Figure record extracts
********
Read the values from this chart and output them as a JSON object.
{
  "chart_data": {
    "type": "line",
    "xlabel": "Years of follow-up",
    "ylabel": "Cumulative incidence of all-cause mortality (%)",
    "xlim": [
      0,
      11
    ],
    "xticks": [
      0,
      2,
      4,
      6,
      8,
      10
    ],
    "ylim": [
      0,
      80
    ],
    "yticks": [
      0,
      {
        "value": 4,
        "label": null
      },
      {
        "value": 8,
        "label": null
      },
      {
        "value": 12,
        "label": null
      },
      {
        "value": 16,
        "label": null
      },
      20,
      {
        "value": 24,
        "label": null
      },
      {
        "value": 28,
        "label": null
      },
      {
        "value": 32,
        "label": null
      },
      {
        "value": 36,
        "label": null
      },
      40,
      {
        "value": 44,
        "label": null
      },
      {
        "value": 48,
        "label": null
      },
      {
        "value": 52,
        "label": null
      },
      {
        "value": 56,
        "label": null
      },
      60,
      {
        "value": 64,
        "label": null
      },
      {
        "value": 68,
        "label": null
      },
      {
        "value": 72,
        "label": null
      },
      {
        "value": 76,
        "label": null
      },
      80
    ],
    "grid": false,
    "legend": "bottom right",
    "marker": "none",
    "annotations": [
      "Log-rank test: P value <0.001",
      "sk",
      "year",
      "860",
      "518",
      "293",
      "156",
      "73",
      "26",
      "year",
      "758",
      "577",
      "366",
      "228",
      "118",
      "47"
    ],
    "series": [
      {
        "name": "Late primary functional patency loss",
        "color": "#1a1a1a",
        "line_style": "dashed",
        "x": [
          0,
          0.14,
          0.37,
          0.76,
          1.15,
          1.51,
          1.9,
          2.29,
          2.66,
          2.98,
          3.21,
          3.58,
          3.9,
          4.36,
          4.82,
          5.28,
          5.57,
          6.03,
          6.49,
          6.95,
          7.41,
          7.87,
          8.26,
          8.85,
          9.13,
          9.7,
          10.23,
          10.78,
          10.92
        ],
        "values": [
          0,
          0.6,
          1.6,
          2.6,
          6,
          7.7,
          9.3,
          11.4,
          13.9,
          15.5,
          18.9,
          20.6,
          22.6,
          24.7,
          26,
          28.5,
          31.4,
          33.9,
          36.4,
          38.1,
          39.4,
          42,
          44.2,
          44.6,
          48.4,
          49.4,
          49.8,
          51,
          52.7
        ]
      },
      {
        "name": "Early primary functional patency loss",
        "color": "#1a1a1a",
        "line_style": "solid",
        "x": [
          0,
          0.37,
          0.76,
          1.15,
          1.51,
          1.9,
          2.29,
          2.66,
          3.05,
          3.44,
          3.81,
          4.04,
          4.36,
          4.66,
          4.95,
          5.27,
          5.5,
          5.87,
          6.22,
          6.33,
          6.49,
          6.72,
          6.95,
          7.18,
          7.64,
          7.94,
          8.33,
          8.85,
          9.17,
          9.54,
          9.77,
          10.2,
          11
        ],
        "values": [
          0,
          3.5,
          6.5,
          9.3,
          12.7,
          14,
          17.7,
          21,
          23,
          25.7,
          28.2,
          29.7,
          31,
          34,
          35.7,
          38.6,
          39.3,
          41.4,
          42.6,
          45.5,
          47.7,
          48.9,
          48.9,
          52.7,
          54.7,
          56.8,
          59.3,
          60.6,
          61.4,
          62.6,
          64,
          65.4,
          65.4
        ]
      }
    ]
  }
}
********
What is the number of lines in the listing above that contain the string "primary"? Give only the number.

**TASK ANSWER**
2